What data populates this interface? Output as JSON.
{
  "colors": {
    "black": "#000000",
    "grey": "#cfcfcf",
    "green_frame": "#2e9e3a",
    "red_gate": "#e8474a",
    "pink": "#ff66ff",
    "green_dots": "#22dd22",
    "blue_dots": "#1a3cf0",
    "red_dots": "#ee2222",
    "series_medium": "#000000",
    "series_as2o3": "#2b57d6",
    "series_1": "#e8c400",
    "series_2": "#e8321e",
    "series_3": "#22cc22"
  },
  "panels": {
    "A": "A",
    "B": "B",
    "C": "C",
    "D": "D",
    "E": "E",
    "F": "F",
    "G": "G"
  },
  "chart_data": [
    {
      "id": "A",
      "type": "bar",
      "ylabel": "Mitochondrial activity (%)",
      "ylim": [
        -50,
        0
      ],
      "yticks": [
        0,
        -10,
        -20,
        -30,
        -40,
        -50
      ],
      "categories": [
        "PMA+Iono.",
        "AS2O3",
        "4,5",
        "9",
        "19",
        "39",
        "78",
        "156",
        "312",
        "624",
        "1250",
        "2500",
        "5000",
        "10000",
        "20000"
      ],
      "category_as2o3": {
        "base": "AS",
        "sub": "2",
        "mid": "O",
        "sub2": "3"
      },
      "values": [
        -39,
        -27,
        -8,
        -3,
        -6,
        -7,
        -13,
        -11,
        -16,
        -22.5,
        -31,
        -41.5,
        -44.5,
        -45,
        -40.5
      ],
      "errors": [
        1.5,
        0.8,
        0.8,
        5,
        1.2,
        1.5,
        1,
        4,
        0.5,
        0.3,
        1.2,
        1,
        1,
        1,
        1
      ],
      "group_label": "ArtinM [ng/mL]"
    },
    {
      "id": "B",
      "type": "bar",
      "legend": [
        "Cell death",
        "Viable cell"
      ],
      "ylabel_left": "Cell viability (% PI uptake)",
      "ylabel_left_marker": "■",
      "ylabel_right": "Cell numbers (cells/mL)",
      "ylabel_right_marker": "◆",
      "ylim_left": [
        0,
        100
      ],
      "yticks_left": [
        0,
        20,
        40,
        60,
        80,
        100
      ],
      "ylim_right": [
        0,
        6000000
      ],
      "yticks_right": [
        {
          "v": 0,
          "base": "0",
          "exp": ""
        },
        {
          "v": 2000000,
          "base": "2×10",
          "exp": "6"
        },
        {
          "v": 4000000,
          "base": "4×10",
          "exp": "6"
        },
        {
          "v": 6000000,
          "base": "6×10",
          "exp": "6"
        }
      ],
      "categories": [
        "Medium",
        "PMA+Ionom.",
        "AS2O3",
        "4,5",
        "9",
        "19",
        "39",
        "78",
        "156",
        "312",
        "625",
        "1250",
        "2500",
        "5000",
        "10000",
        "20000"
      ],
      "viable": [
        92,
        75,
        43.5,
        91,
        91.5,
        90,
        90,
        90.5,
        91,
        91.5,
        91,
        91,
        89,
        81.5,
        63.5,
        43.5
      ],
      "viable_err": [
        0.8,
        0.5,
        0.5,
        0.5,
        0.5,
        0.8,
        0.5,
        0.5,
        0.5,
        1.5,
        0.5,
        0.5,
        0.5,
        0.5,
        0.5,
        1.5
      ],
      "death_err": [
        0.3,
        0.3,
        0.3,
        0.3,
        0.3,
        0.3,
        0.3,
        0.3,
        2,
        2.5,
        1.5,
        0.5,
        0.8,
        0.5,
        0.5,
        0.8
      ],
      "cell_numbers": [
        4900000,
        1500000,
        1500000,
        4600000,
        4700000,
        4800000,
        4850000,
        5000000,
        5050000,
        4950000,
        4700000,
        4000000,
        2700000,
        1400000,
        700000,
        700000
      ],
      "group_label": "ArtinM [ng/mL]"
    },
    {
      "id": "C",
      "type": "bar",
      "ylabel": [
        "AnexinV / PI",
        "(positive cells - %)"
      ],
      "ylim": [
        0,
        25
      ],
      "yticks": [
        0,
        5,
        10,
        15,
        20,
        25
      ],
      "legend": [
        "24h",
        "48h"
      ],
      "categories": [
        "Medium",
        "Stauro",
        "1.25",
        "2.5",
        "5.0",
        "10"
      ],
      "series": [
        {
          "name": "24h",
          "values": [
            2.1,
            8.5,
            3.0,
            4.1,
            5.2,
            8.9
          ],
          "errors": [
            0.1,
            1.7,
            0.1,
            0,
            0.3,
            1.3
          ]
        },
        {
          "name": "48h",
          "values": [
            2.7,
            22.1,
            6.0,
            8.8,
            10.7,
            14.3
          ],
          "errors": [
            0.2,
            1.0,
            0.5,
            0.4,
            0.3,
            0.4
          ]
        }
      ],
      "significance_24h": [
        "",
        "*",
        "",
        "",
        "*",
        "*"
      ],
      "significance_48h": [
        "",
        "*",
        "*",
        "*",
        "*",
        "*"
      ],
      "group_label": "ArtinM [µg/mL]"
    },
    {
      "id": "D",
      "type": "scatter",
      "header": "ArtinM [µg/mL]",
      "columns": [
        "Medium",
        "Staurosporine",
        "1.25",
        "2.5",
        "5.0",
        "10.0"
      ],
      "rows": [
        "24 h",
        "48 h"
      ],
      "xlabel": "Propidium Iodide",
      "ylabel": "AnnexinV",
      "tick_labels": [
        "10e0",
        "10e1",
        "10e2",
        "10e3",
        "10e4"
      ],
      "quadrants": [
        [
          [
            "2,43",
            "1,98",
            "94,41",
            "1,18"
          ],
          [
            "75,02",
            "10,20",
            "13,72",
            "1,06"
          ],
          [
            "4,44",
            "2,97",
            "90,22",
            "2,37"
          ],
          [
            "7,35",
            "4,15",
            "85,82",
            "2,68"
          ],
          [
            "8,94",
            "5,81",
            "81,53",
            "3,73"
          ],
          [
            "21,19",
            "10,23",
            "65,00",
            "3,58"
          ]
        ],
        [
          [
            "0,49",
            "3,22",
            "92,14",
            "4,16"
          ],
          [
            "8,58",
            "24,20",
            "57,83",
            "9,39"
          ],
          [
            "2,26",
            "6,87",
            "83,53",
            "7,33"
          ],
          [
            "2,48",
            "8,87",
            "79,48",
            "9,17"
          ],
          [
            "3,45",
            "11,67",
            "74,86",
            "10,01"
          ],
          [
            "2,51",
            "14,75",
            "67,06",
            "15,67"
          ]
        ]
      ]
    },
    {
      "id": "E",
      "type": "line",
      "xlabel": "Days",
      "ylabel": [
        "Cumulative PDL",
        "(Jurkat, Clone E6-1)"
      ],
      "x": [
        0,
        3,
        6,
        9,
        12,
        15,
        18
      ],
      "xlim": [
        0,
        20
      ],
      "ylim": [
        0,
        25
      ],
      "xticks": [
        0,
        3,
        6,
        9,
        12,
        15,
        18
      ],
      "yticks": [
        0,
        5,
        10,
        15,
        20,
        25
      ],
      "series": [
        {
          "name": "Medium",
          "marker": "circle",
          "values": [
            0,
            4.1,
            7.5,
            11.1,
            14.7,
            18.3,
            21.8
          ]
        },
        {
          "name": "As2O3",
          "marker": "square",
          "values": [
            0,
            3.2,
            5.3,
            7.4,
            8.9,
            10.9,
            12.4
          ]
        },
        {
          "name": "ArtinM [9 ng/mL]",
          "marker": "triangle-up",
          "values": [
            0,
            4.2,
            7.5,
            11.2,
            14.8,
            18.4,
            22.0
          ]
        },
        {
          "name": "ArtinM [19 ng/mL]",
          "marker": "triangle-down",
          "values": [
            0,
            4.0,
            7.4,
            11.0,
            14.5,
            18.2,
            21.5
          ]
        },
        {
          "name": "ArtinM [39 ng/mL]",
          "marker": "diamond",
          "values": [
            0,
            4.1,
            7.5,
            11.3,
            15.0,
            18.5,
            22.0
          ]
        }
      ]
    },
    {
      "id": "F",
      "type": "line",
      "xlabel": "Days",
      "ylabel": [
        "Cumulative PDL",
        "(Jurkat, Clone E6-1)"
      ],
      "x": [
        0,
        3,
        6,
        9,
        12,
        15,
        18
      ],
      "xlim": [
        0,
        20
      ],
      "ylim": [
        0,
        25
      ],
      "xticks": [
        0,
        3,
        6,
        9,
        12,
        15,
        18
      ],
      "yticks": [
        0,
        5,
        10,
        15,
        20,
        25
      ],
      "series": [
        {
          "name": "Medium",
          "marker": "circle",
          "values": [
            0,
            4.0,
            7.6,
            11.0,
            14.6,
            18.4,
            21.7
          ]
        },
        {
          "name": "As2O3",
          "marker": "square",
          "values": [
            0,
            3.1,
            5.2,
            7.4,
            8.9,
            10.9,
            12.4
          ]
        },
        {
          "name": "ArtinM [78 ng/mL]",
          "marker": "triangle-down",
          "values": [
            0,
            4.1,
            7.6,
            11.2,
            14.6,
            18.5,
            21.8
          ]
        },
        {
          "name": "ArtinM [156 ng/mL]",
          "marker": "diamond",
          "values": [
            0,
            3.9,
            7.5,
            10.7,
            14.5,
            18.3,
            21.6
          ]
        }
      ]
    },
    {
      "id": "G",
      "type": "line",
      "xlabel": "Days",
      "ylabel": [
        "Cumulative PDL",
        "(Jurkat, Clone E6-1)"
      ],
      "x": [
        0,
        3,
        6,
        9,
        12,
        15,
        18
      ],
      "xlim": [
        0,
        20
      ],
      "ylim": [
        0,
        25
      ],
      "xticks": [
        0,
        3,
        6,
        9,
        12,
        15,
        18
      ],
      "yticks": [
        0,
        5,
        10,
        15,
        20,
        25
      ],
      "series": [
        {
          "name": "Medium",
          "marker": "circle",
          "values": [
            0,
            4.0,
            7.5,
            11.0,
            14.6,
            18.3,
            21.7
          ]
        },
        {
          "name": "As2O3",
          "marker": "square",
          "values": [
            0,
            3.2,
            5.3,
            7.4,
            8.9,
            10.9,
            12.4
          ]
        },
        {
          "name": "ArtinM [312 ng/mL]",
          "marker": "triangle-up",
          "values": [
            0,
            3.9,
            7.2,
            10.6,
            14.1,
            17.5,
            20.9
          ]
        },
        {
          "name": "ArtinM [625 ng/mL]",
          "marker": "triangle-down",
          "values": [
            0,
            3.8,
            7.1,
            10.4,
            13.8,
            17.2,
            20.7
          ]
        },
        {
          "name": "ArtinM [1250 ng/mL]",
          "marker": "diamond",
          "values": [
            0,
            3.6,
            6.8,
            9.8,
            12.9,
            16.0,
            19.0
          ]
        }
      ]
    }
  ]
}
####
◆ What you will do
Looking at the entries above, say how many lines hold the word "cells". Offer no other text.

◆ Task solution
2